_GIVEN EXERCISE_
Reproduce the records below, substituting "sla-map-border" for "sla-map-frame" and leaving everything else unchanged. Omit the pictures from the answer.

_RECORDS SHOWN_
=======

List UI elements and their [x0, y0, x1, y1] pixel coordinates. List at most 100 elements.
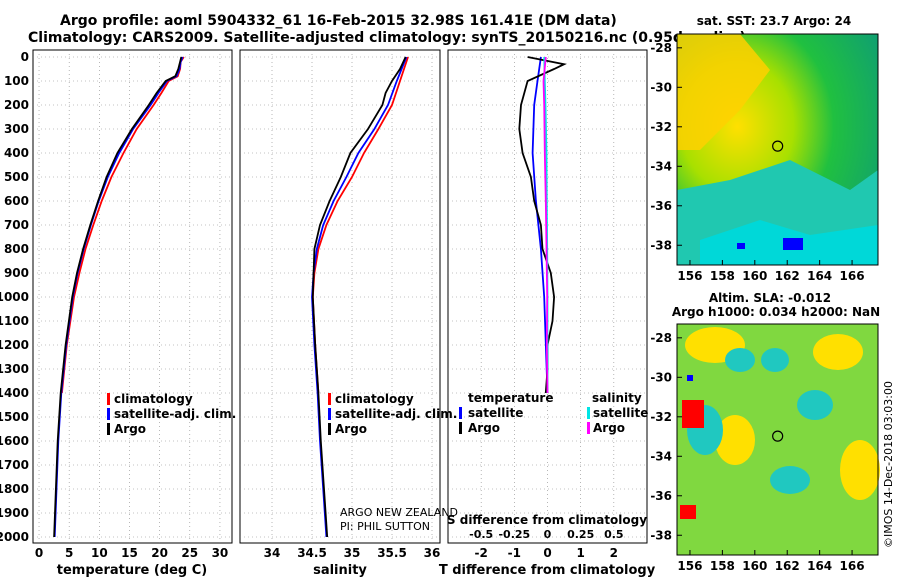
sla-map-frame: [676, 323, 879, 556]
y-tick-label: 1300: [0, 362, 29, 376]
x-tick-label: 35.5: [377, 546, 407, 560]
y-tick-label: 100: [4, 74, 29, 88]
x-tick-label: 1: [576, 546, 584, 560]
sla-map: [676, 323, 880, 556]
x-tick-label: 20: [151, 546, 168, 560]
x-tick-label: 30: [212, 546, 229, 560]
difference-x2label: S difference from climatology: [447, 513, 647, 527]
y-tick-label: 1400: [0, 386, 29, 400]
y-tick-label: 1000: [0, 290, 29, 304]
x-tick-label: -2: [474, 546, 487, 560]
legend-t-satellite-swatch: [459, 407, 462, 419]
map-x-tick-label: 156: [677, 269, 702, 283]
legend-t-satellite-label: satellite: [468, 406, 523, 420]
map-x-tick-label: 166: [840, 269, 865, 283]
y-tick-label: 700: [4, 218, 29, 232]
difference-panel: -2 -1 0 1 2 -0.5 -0.25 0 0.25 0.5: [448, 50, 647, 560]
legend-satellite-swatch: [328, 408, 331, 420]
legend-climatology-swatch: [328, 393, 331, 405]
x-tick-label: 5: [65, 546, 73, 560]
map-y-tick-label: -28: [650, 41, 672, 55]
figure-title-line1: Argo profile: aoml 5904332_61 16-Feb-201…: [60, 13, 617, 29]
y-tick-label: 1600: [0, 434, 29, 448]
map-x-tick-label: 158: [710, 559, 735, 573]
legend-satellite-swatch: [107, 408, 110, 420]
map-x-tick-label: 156: [677, 559, 702, 573]
sla-argo-location-marker: [772, 430, 784, 442]
x-tick-label: 34: [264, 546, 281, 560]
map-y-tick-label: -36: [650, 199, 672, 213]
map-y-tick-label: -36: [650, 489, 672, 503]
legend-s-argo-swatch: [587, 422, 590, 434]
sla-low-anomaly: [761, 348, 789, 372]
map-x-tick-label: 160: [742, 269, 767, 283]
x-tick-label: 36: [424, 546, 441, 560]
sla-high-anomaly: [840, 440, 880, 500]
sst-map-frame: [676, 33, 879, 266]
x-tick-label: 25: [181, 546, 198, 560]
legend-s-satellite-label: satellite: [593, 406, 648, 420]
temperature-xlabel: temperature (deg C): [57, 563, 207, 578]
difference-legend: temperature salinity satellite Argo sate…: [459, 391, 648, 435]
legend-argo-label: Argo: [114, 422, 146, 436]
y-tick-label: 1900: [0, 506, 29, 520]
series-line-t-argo: [518, 56, 567, 394]
sla-extreme-low: [687, 375, 693, 381]
sla-extreme-high: [680, 505, 696, 519]
legend-satellite-label: satellite-adj. clim.: [335, 407, 457, 421]
legend-t-argo-swatch: [459, 422, 462, 434]
y-tick-label: 300: [4, 122, 29, 136]
map-x-tick-label: 164: [807, 269, 832, 283]
legend-salinity-title: salinity: [592, 391, 642, 405]
map-x-tick-label: 162: [775, 269, 800, 283]
credit-text: ©IMOS 14-Dec-2018 03:03:00: [882, 381, 895, 548]
legend-argo-swatch: [328, 423, 331, 435]
legend-temperature-title: temperature: [468, 391, 553, 405]
annotation-pi: PI: PHIL SUTTON: [340, 520, 430, 533]
legend-t-argo-label: Argo: [468, 421, 500, 435]
x2-tick-label: -0.5: [469, 528, 493, 541]
x-tick-label: 10: [91, 546, 108, 560]
sst-blue-patch: [783, 238, 803, 250]
sla-map-title-line2: Argo h1000: 0.034 h2000: NaN: [672, 305, 880, 319]
sst-warm-region: [677, 34, 770, 150]
x2-tick-label: -0.25: [498, 528, 530, 541]
salinity-plot-frame: [239, 49, 441, 544]
sla-low-anomaly: [725, 348, 755, 372]
difference-xlabel: T difference from climatology: [439, 563, 656, 578]
map-x-tick-label: 158: [710, 269, 735, 283]
sst-map-axes: 156 158 160 162 164 166 -28 -30 -32 -34 -36 -38: [650, 41, 864, 283]
sst-map: [676, 33, 879, 266]
sla-low-anomaly: [770, 466, 810, 494]
sla-high-anomaly: [715, 415, 755, 465]
map-y-tick-label: -34: [650, 449, 672, 463]
x-tick-label: 2: [610, 546, 618, 560]
sla-extreme-high: [682, 400, 704, 428]
temperature-panel: 0100200300400500600700800900100011001200…: [0, 50, 232, 560]
y-tick-label: 1200: [0, 338, 29, 352]
x2-tick-label: 0.5: [604, 528, 624, 541]
legend-argo-label: Argo: [335, 422, 367, 436]
map-x-tick-label: 164: [807, 559, 832, 573]
x-tick-label: -1: [508, 546, 521, 560]
map-y-tick-label: -38: [650, 528, 672, 542]
series-line-t-satellite: [531, 56, 549, 394]
map-y-tick-label: -32: [650, 120, 672, 134]
map-x-tick-label: 162: [775, 559, 800, 573]
y-tick-label: 400: [4, 146, 29, 160]
sst-argo-location-marker: [772, 140, 784, 152]
y-tick-label: 800: [4, 242, 29, 256]
y-tick-label: 200: [4, 98, 29, 112]
map-y-tick-label: -30: [650, 80, 672, 94]
y-tick-label: 2000: [0, 530, 29, 544]
sla-map-title-line1: Altim. SLA: -0.012: [709, 291, 831, 305]
map-y-tick-label: -30: [650, 370, 672, 384]
series-line-argo: [311, 56, 407, 538]
series-line-argo: [53, 56, 183, 538]
x-tick-label: 35: [344, 546, 361, 560]
y-tick-label: 1800: [0, 482, 29, 496]
legend-s-argo-label: Argo: [593, 421, 625, 435]
x-tick-label: 0: [35, 546, 43, 560]
sla-low-anomaly: [797, 390, 833, 420]
legend-s-satellite-swatch: [587, 407, 590, 419]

=======

_WORKED SOLUTION_
List UI elements and their [x0, y0, x1, y1] pixel coordinates. List at most 100 elements.
sla-map-border: [676, 323, 879, 556]
y-tick-label: 1300: [0, 362, 29, 376]
x-tick-label: 35.5: [377, 546, 407, 560]
y-tick-label: 100: [4, 74, 29, 88]
x-tick-label: 1: [576, 546, 584, 560]
sla-map: [676, 323, 880, 556]
x-tick-label: 20: [151, 546, 168, 560]
x-tick-label: 30: [212, 546, 229, 560]
difference-x2label: S difference from climatology: [447, 513, 647, 527]
y-tick-label: 1400: [0, 386, 29, 400]
y-tick-label: 1000: [0, 290, 29, 304]
x-tick-label: -2: [474, 546, 487, 560]
legend-t-satellite-swatch: [459, 407, 462, 419]
map-x-tick-label: 156: [677, 269, 702, 283]
legend-t-satellite-label: satellite: [468, 406, 523, 420]
map-x-tick-label: 166: [840, 269, 865, 283]
y-tick-label: 700: [4, 218, 29, 232]
difference-panel: -2 -1 0 1 2 -0.5 -0.25 0 0.25 0.5: [448, 50, 647, 560]
legend-satellite-swatch: [328, 408, 331, 420]
legend-climatology-swatch: [328, 393, 331, 405]
x-tick-label: 5: [65, 546, 73, 560]
map-y-tick-label: -28: [650, 41, 672, 55]
figure-title-line1: Argo profile: aoml 5904332_61 16-Feb-201…: [60, 13, 617, 29]
y-tick-label: 1600: [0, 434, 29, 448]
map-x-tick-label: 158: [710, 559, 735, 573]
legend-satellite-swatch: [107, 408, 110, 420]
map-x-tick-label: 156: [677, 559, 702, 573]
sla-argo-location-marker: [772, 430, 784, 442]
x-tick-label: 34: [264, 546, 281, 560]
map-y-tick-label: -36: [650, 199, 672, 213]
map-y-tick-label: -36: [650, 489, 672, 503]
legend-s-argo-swatch: [587, 422, 590, 434]
sla-low-anomaly: [761, 348, 789, 372]
map-x-tick-label: 160: [742, 269, 767, 283]
x-tick-label: 36: [424, 546, 441, 560]
sla-high-anomaly: [840, 440, 880, 500]
sst-map-frame: [676, 33, 879, 266]
x-tick-label: 25: [181, 546, 198, 560]
legend-s-satellite-label: satellite: [593, 406, 648, 420]
temperature-xlabel: temperature (deg C): [57, 563, 207, 578]
difference-legend: temperature salinity satellite Argo sate…: [459, 391, 648, 435]
legend-argo-label: Argo: [114, 422, 146, 436]
y-tick-label: 1900: [0, 506, 29, 520]
series-line-t-argo: [518, 56, 567, 394]
sla-extreme-low: [687, 375, 693, 381]
sla-extreme-high: [680, 505, 696, 519]
legend-satellite-label: satellite-adj. clim.: [335, 407, 457, 421]
legend-t-argo-swatch: [459, 422, 462, 434]
y-tick-label: 300: [4, 122, 29, 136]
map-x-tick-label: 164: [807, 269, 832, 283]
legend-salinity-title: salinity: [592, 391, 642, 405]
map-x-tick-label: 162: [775, 269, 800, 283]
credit-text: ©IMOS 14-Dec-2018 03:03:00: [882, 381, 895, 548]
legend-argo-swatch: [328, 423, 331, 435]
legend-temperature-title: temperature: [468, 391, 553, 405]
annotation-pi: PI: PHIL SUTTON: [340, 520, 430, 533]
legend-t-argo-label: Argo: [468, 421, 500, 435]
x2-tick-label: -0.5: [469, 528, 493, 541]
x-tick-label: 10: [91, 546, 108, 560]
sst-blue-patch: [783, 238, 803, 250]
sla-map-title-line2: Argo h1000: 0.034 h2000: NaN: [672, 305, 880, 319]
sst-warm-region: [677, 34, 770, 150]
x2-tick-label: -0.25: [498, 528, 530, 541]
salinity-plot-frame: [239, 49, 441, 544]
sla-low-anomaly: [725, 348, 755, 372]
difference-xlabel: T difference from climatology: [439, 563, 656, 578]
map-x-tick-label: 158: [710, 269, 735, 283]
sst-map-axes: 156 158 160 162 164 166 -28 -30 -32 -34 -36 -38: [650, 41, 864, 283]
sst-map: [676, 33, 879, 266]
sla-low-anomaly: [770, 466, 810, 494]
sla-high-anomaly: [715, 415, 755, 465]
map-y-tick-label: -34: [650, 449, 672, 463]
x-tick-label: 2: [610, 546, 618, 560]
sla-extreme-high: [682, 400, 704, 428]
temperature-panel: 0100200300400500600700800900100011001200…: [0, 50, 232, 560]
y-tick-label: 1200: [0, 338, 29, 352]
x2-tick-label: 0.5: [604, 528, 624, 541]
legend-argo-label: Argo: [335, 422, 367, 436]
map-x-tick-label: 164: [807, 559, 832, 573]
x-tick-label: -1: [508, 546, 521, 560]
map-y-tick-label: -38: [650, 528, 672, 542]
series-line-t-satellite: [531, 56, 549, 394]
map-y-tick-label: -32: [650, 120, 672, 134]
map-x-tick-label: 162: [775, 559, 800, 573]
y-tick-label: 400: [4, 146, 29, 160]
sst-argo-location-marker: [772, 140, 784, 152]
y-tick-label: 800: [4, 242, 29, 256]
y-tick-label: 200: [4, 98, 29, 112]
map-y-tick-label: -30: [650, 80, 672, 94]
y-tick-label: 2000: [0, 530, 29, 544]
sla-map-title-line1: Altim. SLA: -0.012: [709, 291, 831, 305]
map-y-tick-label: -30: [650, 370, 672, 384]
series-line-argo: [311, 56, 407, 538]
series-line-argo: [53, 56, 183, 538]
x-tick-label: 35: [344, 546, 361, 560]
y-tick-label: 1800: [0, 482, 29, 496]
legend-s-argo-label: Argo: [593, 421, 625, 435]
x-tick-label: 0: [35, 546, 43, 560]
sla-low-anomaly: [797, 390, 833, 420]
legend-s-satellite-swatch: [587, 407, 590, 419]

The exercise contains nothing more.